**TASK TO COMPLETE:**
Every line below that holds the string "Punctuation" should be copied out.

**INFORMATION SUPPLIED:**
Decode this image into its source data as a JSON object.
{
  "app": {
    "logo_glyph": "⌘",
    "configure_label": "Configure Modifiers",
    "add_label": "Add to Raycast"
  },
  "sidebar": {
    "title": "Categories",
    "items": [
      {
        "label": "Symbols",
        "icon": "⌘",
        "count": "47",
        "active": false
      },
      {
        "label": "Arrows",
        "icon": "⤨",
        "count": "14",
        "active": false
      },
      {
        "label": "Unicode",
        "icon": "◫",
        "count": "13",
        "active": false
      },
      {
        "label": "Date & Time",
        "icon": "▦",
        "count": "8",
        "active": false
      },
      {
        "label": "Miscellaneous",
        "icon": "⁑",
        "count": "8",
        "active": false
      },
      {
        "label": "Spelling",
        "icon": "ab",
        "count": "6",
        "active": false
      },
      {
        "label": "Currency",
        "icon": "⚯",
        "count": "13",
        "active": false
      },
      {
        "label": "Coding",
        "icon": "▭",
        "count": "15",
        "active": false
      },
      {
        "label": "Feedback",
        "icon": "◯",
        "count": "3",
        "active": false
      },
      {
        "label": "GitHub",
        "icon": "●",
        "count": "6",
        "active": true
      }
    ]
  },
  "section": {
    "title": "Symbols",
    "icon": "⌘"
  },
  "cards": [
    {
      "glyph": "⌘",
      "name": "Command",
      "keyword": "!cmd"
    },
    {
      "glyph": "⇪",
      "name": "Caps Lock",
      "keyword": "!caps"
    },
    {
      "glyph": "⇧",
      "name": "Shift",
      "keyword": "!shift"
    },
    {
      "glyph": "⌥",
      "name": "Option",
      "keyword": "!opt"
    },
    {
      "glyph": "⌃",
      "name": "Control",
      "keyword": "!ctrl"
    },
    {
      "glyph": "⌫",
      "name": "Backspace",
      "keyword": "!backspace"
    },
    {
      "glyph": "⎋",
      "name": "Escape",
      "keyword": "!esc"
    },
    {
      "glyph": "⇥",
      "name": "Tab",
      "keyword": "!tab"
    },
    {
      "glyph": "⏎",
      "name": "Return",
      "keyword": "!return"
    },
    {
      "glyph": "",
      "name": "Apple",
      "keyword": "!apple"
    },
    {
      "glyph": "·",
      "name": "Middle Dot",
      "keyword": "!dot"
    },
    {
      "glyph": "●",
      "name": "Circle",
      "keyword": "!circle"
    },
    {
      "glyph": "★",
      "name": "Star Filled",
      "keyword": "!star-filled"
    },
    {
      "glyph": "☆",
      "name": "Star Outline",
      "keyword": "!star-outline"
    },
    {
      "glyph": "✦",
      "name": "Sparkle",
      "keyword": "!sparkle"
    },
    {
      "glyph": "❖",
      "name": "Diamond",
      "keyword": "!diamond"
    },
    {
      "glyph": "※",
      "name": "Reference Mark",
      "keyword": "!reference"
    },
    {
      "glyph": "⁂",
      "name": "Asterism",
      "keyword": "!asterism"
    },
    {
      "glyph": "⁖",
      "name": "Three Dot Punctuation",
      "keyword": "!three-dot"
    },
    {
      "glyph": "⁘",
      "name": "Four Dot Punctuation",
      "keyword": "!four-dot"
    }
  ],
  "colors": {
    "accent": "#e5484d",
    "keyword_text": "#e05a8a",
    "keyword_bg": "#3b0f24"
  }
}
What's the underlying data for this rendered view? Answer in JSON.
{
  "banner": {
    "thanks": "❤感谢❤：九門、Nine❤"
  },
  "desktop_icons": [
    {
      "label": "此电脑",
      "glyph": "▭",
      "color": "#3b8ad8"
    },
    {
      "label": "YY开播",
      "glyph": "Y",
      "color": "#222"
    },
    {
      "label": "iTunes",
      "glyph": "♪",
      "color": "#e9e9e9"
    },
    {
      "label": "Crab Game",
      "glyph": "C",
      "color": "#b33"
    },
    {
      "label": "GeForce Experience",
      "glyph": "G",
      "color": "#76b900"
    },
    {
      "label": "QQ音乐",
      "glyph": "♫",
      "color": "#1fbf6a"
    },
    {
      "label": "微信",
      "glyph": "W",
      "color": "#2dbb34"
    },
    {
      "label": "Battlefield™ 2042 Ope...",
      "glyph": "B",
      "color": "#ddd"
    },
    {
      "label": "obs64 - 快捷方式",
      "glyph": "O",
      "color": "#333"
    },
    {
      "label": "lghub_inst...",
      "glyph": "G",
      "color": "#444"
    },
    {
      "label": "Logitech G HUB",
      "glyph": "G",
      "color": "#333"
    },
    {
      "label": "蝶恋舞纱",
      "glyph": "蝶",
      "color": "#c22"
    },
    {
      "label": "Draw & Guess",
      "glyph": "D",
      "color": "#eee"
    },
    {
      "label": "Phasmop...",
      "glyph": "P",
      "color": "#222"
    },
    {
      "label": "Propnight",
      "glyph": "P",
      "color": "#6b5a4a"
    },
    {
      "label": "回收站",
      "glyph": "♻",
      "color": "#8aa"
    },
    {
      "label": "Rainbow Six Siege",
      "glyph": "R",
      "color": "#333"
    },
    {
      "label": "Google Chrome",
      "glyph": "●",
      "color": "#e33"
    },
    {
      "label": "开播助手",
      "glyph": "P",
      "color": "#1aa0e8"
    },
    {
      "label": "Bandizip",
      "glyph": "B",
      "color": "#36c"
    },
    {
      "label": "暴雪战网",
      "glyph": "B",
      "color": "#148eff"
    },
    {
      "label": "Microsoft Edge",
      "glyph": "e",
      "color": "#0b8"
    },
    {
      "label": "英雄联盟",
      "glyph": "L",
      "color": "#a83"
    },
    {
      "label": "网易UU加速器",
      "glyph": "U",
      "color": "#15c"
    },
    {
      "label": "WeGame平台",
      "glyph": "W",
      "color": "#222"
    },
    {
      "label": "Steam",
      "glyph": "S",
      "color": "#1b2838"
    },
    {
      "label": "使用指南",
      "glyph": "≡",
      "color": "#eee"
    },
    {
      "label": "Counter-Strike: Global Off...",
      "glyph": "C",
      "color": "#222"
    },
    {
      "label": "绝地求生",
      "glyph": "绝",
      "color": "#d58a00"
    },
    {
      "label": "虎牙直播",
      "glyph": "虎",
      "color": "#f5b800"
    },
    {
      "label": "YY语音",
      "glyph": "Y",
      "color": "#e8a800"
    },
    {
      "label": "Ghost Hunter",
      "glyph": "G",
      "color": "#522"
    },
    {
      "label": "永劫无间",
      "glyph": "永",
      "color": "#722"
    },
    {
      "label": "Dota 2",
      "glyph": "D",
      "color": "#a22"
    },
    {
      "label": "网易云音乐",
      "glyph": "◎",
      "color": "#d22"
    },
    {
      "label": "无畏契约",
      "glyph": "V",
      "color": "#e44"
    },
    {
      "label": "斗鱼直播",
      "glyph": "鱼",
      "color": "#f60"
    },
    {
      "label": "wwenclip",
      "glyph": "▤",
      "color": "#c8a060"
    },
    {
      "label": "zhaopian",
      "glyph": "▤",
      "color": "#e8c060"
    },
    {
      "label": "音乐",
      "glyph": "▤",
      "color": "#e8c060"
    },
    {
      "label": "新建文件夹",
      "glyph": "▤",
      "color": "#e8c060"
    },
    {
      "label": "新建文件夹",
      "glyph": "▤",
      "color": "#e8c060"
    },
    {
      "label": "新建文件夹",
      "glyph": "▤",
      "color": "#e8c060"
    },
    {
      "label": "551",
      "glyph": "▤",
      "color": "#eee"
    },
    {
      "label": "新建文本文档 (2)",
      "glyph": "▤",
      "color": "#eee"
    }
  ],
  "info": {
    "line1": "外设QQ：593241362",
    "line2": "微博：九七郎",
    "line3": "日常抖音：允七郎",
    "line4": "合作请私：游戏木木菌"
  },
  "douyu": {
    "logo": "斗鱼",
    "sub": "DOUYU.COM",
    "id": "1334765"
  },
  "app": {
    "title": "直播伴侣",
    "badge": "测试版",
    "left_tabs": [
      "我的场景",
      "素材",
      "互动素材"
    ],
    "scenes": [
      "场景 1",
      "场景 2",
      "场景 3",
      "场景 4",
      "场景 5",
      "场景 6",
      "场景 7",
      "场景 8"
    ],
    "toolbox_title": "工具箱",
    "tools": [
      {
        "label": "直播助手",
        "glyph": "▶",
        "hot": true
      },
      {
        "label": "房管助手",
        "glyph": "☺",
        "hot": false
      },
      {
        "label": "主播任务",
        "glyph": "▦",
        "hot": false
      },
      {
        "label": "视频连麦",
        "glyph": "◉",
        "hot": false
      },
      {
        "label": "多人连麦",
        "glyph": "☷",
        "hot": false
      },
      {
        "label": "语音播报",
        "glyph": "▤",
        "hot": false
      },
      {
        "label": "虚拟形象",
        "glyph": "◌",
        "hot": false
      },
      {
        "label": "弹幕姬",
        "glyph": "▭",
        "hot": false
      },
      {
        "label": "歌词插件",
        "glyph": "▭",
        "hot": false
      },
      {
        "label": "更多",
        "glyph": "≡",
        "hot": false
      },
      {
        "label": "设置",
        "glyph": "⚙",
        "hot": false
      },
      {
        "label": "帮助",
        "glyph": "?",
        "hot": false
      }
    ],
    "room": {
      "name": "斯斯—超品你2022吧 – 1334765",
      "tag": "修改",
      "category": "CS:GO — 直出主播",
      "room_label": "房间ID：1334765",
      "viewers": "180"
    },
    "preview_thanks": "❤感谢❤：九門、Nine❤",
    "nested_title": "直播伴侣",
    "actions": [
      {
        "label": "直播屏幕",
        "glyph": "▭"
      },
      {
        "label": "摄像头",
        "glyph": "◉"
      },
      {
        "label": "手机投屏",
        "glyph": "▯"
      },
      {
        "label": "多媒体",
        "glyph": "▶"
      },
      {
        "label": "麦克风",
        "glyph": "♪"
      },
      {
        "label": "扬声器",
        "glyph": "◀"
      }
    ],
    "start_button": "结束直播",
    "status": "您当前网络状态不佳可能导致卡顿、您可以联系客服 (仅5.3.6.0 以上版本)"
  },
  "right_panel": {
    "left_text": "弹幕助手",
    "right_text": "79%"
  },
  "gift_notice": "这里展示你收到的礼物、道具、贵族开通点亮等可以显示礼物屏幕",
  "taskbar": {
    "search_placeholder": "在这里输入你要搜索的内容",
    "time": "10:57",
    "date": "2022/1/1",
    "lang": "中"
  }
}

**EXERCISE ANSWER:**
      "name": "Three Dot Punctuation",
      "name": "Four Dot Punctuation",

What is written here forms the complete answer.